─── Record set ───
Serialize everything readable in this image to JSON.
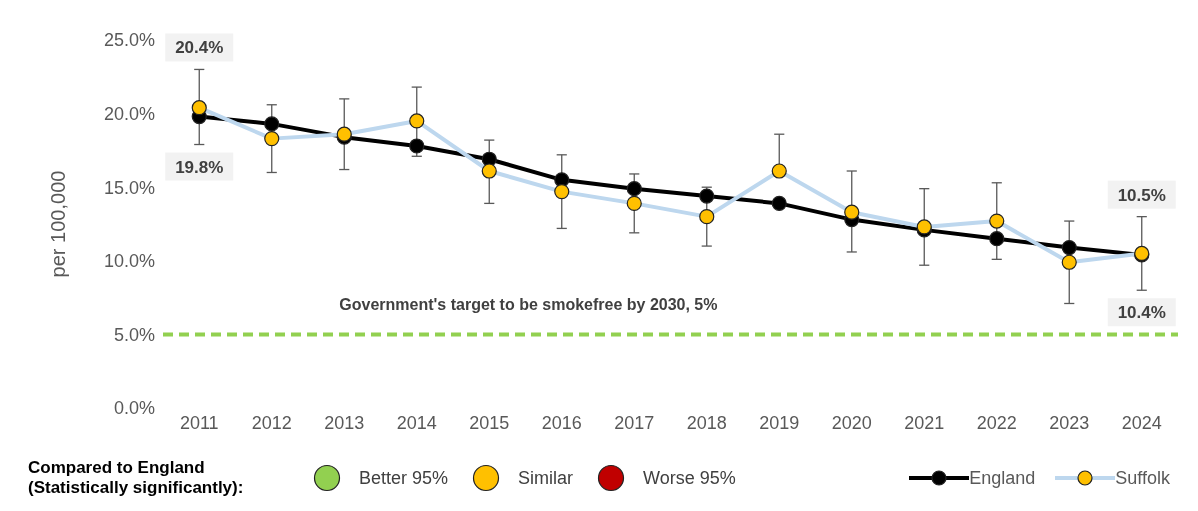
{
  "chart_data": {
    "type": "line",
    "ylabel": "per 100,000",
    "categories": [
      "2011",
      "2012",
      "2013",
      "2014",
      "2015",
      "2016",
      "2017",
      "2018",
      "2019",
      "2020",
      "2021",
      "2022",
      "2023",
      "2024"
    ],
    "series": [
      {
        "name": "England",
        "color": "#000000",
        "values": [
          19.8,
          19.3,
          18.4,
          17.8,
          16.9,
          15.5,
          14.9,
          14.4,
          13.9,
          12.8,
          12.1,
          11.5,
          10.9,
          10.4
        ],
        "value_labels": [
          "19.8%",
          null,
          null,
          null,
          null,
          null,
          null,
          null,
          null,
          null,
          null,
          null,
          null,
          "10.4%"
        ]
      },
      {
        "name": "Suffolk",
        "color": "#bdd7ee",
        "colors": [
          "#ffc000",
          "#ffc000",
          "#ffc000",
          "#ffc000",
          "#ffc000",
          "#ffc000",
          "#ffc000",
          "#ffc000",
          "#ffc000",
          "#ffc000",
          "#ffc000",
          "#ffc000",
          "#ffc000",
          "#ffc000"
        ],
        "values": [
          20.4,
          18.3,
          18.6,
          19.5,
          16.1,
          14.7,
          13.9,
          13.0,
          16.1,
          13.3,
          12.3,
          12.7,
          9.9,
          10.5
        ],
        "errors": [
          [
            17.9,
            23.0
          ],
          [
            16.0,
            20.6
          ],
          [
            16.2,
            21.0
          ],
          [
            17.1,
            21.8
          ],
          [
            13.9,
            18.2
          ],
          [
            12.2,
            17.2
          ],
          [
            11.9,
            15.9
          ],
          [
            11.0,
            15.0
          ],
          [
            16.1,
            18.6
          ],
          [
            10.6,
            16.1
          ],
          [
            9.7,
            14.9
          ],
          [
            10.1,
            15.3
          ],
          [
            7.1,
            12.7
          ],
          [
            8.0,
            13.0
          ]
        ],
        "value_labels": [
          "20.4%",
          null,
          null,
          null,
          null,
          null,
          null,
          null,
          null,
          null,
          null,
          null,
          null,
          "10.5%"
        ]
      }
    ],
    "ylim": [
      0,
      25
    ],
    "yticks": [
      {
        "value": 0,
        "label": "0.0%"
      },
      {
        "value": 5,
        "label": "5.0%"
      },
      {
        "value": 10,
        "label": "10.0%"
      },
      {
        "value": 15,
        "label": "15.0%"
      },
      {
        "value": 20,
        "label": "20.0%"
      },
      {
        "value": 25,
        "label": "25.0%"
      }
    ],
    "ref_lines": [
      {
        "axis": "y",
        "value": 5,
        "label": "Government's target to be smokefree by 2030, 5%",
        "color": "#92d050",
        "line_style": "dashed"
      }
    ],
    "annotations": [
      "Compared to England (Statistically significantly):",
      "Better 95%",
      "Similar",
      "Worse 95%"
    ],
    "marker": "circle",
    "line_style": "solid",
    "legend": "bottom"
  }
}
───
The records are above. How many lines in them contain the word "England"? Give the number alone.

2